--- START OF DATA FOR THIS TASK ---
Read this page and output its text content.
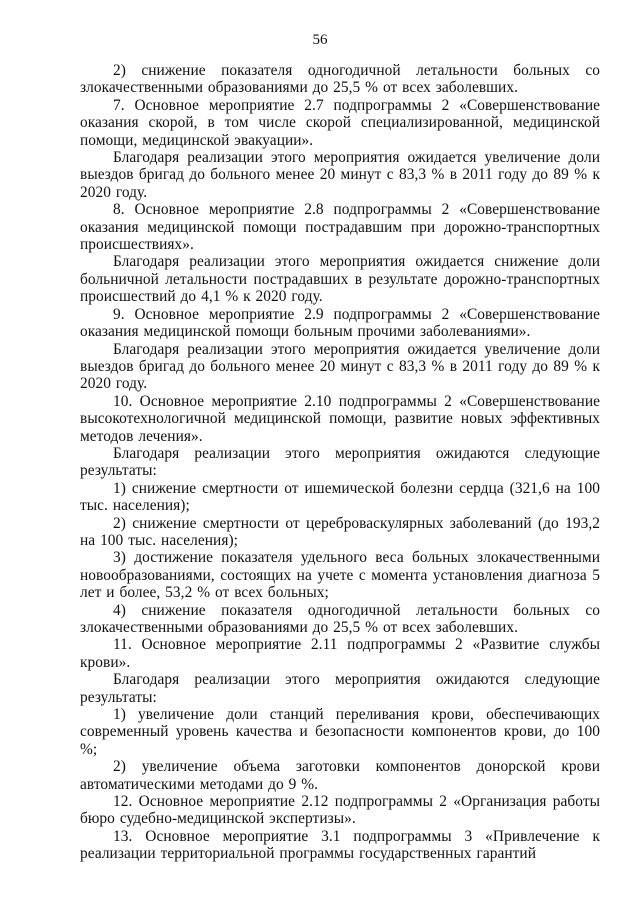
56

2) снижение показателя одногодичной летальности больных со злокачественными образованиями до 25,5 % от всех заболевших.

7. Основное мероприятие 2.7 подпрограммы 2 «Совершенствование оказания скорой, в том числе скорой специализированной, медицинской помощи, медицинской эвакуации».

Благодаря реализации этого мероприятия ожидается увеличение доли выездов бригад до больного менее 20 минут с 83,3 % в 2011 году до 89 % к 2020 году.

8. Основное мероприятие 2.8 подпрограммы 2 «Совершенствование оказания медицинской помощи пострадавшим при дорожно-транспортных происшествиях».

Благодаря реализации этого мероприятия ожидается снижение доли больничной летальности пострадавших в результате дорожно-транспортных происшествий до 4,1 % к 2020 году.

9. Основное мероприятие 2.9 подпрограммы 2 «Совершенствование оказания медицинской помощи больным прочими заболеваниями».

Благодаря реализации этого мероприятия ожидается увеличение доли выездов бригад до больного менее 20 минут с 83,3 % в 2011 году до 89 % к 2020 году.

10. Основное мероприятие 2.10 подпрограммы 2 «Совершенствование высокотехнологичной медицинской помощи, развитие новых эффективных методов лечения».

Благодаря реализации этого мероприятия ожидаются следующие результаты:

1) снижение смертности от ишемической болезни сердца (321,6 на 100 тыс. населения);

2) снижение смертности от цереброваскулярных заболеваний (до 193,2 на 100 тыс. населения);

3) достижение показателя удельного веса больных злокачественными новообразованиями, состоящих на учете с момента установления диагноза 5 лет и более, 53,2 % от всех больных;

4) снижение показателя одногодичной летальности больных со злокачественными образованиями до 25,5 % от всех заболевших.

11. Основное мероприятие 2.11 подпрограммы 2 «Развитие службы крови».

Благодаря реализации этого мероприятия ожидаются следующие результаты:

1) увеличение доли станций переливания крови, обеспечивающих современный уровень качества и безопасности компонентов крови, до 100 %;

2) увеличение объема заготовки компонентов донорской крови автоматическими методами до 9 %.

12. Основное мероприятие 2.12 подпрограммы 2 «Организация работы бюро судебно-медицинской экспертизы».

13. Основное мероприятие 3.1 подпрограммы 3 «Привлечение к реализации территориальной программы государственных гарантий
--- END OF DATA FOR THIS TASK ---
→ **EXERCISE PROMPT**: Give an exact copy of the material, leaving out every picture.

→ **COMPLETE ANSWER**:
Read this page and output its text content.
56

2) снижение показателя одногодичной летальности больных со злокачественными образованиями до 25,5 % от всех заболевших.

7. Основное мероприятие 2.7 подпрограммы 2 «Совершенствование оказания скорой, в том числе скорой специализированной, медицинской помощи, медицинской эвакуации».

Благодаря реализации этого мероприятия ожидается увеличение доли выездов бригад до больного менее 20 минут с 83,3 % в 2011 году до 89 % к 2020 году.

8. Основное мероприятие 2.8 подпрограммы 2 «Совершенствование оказания медицинской помощи пострадавшим при дорожно-транспортных происшествиях».

Благодаря реализации этого мероприятия ожидается снижение доли больничной летальности пострадавших в результате дорожно-транспортных происшествий до 4,1 % к 2020 году.

9. Основное мероприятие 2.9 подпрограммы 2 «Совершенствование оказания медицинской помощи больным прочими заболеваниями».

Благодаря реализации этого мероприятия ожидается увеличение доли выездов бригад до больного менее 20 минут с 83,3 % в 2011 году до 89 % к 2020 году.

10. Основное мероприятие 2.10 подпрограммы 2 «Совершенствование высокотехнологичной медицинской помощи, развитие новых эффективных методов лечения».

Благодаря реализации этого мероприятия ожидаются следующие результаты:

1) снижение смертности от ишемической болезни сердца (321,6 на 100 тыс. населения);

2) снижение смертности от цереброваскулярных заболеваний (до 193,2 на 100 тыс. населения);

3) достижение показателя удельного веса больных злокачественными новообразованиями, состоящих на учете с момента установления диагноза 5 лет и более, 53,2 % от всех больных;

4) снижение показателя одногодичной летальности больных со злокачественными образованиями до 25,5 % от всех заболевших.

11. Основное мероприятие 2.11 подпрограммы 2 «Развитие службы крови».

Благодаря реализации этого мероприятия ожидаются следующие результаты:

1) увеличение доли станций переливания крови, обеспечивающих современный уровень качества и безопасности компонентов крови, до 100 %;

2) увеличение объема заготовки компонентов донорской крови автоматическими методами до 9 %.

12. Основное мероприятие 2.12 подпрограммы 2 «Организация работы бюро судебно-медицинской экспертизы».

13. Основное мероприятие 3.1 подпрограммы 3 «Привлечение к реализации территориальной программы государственных гарантий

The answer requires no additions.